[Start of Provided material]

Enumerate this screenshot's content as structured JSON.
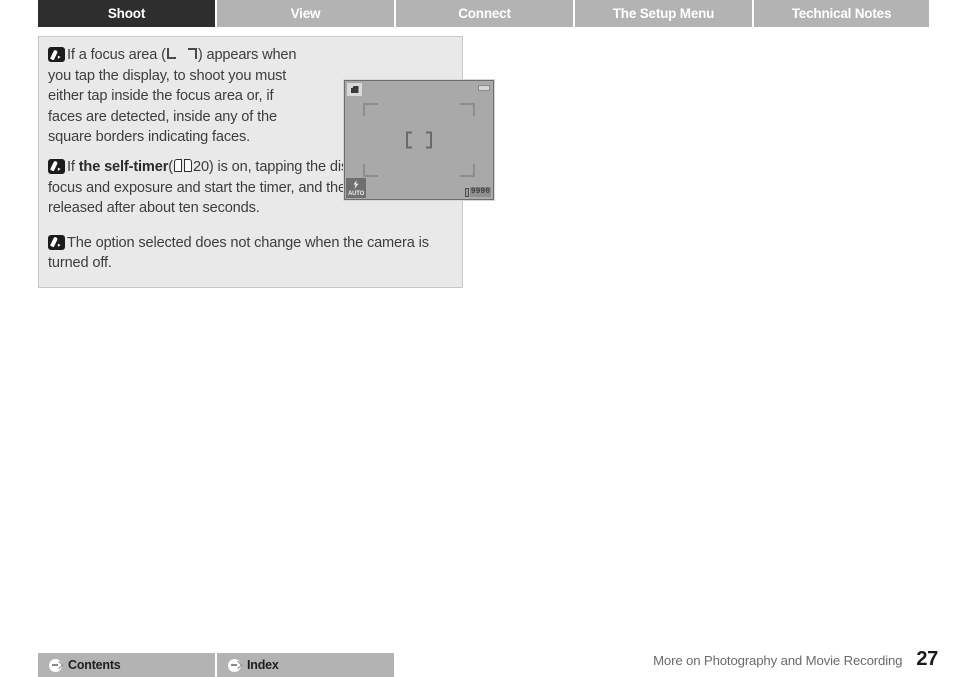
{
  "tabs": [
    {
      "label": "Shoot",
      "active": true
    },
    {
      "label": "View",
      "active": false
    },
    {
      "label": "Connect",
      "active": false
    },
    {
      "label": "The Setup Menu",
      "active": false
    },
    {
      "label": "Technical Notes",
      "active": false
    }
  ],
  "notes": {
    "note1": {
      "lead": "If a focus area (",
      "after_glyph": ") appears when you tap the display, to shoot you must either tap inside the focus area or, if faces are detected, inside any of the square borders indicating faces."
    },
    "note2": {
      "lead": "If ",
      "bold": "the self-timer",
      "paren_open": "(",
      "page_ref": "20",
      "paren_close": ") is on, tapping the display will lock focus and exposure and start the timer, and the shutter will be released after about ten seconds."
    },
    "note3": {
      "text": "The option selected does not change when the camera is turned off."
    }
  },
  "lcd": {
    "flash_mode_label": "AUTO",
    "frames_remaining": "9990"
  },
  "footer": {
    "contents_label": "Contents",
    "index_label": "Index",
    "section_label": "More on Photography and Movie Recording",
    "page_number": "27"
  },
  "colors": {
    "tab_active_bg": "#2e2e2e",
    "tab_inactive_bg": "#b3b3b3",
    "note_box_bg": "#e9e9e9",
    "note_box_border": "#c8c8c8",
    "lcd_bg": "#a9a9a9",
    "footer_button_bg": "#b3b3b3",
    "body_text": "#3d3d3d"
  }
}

[End of Provided material]

Report the number of lines above that contain the word "area", and only that number.

2